- AIM OF THE TASK
Count the lines below that contain the word "обеспечения". Give only the number.
━━━━━━━━━━━━━━━━━━━━
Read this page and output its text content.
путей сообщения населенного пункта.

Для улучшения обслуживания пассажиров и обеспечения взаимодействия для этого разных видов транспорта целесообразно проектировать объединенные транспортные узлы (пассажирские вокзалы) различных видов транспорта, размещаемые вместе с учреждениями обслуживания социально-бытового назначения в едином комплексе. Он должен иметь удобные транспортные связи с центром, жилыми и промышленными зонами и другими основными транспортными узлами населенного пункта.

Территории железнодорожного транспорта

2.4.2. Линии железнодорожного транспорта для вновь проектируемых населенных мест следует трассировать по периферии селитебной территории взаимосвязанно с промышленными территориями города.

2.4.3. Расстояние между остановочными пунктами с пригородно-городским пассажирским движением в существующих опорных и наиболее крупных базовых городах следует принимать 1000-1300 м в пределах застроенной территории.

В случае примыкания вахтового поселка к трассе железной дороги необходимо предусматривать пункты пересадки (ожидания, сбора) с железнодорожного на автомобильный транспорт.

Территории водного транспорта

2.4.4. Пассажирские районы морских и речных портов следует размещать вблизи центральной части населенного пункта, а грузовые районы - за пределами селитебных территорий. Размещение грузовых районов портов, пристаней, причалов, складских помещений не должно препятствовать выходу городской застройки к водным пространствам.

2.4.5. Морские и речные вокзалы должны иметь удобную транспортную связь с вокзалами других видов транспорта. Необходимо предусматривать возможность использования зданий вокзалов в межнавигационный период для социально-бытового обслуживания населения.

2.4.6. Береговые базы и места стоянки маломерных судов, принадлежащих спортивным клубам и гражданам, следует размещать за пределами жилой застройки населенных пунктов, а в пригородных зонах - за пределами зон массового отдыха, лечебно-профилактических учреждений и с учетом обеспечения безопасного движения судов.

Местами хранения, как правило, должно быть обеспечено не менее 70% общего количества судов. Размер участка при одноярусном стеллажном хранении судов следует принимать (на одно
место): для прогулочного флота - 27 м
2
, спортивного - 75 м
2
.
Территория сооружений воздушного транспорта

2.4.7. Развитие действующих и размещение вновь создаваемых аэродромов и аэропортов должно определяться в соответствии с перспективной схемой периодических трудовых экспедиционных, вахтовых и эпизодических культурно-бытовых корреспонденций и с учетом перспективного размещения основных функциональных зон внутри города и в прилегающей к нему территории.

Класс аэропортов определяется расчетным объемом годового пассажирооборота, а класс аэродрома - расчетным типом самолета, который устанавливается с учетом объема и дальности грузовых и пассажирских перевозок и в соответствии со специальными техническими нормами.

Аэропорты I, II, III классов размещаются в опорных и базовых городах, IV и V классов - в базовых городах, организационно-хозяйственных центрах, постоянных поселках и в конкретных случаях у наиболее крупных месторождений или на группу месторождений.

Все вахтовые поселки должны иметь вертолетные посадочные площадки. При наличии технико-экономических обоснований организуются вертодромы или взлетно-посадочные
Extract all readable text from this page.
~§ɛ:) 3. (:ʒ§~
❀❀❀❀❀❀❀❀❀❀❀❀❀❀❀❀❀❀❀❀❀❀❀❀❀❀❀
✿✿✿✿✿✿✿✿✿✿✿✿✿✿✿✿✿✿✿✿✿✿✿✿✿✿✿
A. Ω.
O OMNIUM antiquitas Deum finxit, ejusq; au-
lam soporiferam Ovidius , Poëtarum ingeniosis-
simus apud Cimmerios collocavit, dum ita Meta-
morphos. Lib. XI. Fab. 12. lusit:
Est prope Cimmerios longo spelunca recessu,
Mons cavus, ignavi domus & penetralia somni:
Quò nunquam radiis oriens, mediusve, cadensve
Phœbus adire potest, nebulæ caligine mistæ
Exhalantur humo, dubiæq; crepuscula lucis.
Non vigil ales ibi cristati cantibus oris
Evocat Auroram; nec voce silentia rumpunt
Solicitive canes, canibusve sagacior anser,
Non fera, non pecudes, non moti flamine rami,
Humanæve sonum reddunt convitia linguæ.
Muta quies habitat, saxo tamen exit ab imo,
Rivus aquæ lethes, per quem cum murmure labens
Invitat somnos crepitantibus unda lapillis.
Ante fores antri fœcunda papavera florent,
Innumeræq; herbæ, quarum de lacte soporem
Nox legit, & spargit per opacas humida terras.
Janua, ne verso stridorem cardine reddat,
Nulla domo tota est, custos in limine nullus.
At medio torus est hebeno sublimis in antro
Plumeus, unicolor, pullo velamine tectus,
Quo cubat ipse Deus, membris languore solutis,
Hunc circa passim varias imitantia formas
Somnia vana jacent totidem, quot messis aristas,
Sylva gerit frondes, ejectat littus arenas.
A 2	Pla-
━━━━━━━━━━━━━━━━━━━━
- TASK OUTPUT
2